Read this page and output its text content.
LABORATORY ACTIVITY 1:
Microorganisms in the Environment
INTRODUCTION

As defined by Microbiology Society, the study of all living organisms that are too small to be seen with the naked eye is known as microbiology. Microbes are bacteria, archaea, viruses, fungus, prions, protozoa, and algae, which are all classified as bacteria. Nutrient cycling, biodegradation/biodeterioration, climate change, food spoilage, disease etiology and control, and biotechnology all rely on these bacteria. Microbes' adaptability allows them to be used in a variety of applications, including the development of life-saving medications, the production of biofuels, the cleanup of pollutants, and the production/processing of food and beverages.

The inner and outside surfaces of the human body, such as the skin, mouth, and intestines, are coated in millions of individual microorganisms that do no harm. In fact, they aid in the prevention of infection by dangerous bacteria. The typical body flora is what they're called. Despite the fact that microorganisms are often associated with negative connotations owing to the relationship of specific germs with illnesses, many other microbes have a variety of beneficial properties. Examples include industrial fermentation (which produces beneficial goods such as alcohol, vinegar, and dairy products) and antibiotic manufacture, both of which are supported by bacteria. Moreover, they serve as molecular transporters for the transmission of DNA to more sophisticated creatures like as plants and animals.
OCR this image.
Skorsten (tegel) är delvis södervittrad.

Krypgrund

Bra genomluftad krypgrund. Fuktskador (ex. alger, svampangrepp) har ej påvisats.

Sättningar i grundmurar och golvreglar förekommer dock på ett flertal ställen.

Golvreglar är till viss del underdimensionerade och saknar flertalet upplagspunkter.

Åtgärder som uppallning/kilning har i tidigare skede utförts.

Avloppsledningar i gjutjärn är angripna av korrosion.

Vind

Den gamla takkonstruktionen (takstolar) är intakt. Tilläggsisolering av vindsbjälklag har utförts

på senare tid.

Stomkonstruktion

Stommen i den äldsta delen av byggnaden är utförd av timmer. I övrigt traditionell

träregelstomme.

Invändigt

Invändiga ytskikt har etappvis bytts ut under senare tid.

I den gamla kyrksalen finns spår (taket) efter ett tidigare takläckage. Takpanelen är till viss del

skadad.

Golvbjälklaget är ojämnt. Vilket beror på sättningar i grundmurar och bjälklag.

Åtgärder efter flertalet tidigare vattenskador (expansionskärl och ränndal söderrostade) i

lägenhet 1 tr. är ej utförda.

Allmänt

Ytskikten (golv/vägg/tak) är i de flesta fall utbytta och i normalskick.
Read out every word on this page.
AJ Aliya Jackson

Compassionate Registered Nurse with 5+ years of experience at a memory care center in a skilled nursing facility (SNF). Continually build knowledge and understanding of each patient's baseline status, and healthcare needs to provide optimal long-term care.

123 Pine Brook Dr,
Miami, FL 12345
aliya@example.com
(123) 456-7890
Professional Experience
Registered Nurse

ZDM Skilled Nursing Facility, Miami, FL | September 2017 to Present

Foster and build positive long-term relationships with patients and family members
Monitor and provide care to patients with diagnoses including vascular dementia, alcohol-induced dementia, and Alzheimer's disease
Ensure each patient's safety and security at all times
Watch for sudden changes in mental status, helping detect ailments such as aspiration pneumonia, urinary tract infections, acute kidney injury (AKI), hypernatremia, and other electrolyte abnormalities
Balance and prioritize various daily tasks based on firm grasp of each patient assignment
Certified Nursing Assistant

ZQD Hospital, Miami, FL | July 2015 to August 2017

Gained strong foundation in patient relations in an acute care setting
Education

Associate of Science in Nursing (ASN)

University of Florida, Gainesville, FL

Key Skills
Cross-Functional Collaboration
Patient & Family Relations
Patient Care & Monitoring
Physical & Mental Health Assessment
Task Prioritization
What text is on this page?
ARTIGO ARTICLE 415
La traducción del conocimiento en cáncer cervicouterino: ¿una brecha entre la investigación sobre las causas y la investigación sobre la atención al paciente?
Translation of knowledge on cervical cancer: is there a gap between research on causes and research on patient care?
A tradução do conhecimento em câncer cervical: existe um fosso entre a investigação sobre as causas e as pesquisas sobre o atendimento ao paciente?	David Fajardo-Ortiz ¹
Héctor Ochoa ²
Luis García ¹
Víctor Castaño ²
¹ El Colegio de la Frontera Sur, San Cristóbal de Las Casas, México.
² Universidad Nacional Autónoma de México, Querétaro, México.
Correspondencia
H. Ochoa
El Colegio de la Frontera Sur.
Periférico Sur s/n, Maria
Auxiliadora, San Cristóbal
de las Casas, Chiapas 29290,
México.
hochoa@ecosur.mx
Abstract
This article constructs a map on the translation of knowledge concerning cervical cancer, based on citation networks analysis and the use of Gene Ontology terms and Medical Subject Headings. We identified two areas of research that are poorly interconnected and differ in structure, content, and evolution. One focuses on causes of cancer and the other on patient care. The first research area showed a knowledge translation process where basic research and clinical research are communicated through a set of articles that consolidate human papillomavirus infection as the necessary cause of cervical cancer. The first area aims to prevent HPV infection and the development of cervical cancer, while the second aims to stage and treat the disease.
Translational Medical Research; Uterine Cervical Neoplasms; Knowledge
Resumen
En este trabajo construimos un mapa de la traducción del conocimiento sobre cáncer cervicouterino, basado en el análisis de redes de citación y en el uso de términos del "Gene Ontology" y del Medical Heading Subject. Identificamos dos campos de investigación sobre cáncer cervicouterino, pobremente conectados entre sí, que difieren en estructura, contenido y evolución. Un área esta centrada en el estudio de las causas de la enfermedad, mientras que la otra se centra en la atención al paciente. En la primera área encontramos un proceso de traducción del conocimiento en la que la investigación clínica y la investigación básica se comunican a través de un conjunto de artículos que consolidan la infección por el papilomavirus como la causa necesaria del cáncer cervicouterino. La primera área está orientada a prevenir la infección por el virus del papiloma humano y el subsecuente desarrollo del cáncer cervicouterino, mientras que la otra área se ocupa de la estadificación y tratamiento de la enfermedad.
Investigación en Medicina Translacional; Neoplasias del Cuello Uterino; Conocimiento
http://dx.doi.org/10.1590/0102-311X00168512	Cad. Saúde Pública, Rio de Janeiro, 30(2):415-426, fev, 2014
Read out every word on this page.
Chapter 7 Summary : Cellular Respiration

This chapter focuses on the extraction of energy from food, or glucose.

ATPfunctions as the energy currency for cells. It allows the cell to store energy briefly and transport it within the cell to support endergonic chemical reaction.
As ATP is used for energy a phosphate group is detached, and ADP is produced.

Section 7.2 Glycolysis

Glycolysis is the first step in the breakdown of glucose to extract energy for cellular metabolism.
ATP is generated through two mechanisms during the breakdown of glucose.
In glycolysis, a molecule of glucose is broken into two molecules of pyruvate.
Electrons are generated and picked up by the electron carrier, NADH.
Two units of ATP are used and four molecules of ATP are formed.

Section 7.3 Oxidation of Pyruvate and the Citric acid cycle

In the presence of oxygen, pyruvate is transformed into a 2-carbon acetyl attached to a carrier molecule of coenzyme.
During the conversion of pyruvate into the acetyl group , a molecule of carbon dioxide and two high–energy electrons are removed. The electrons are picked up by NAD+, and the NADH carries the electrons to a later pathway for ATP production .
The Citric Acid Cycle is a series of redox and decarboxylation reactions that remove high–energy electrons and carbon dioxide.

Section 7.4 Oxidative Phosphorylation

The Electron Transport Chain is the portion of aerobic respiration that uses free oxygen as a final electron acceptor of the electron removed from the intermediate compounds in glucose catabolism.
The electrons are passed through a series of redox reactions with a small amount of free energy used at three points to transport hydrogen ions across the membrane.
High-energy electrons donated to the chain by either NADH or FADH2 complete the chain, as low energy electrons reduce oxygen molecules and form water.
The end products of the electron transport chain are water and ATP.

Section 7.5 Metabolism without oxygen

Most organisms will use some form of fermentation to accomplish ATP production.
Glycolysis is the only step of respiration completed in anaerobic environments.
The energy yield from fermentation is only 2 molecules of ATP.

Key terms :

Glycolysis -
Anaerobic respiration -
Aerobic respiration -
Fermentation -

******************************

Copy each line of the records containing the string "text".

Read this page and output its text content.
What text is on this page?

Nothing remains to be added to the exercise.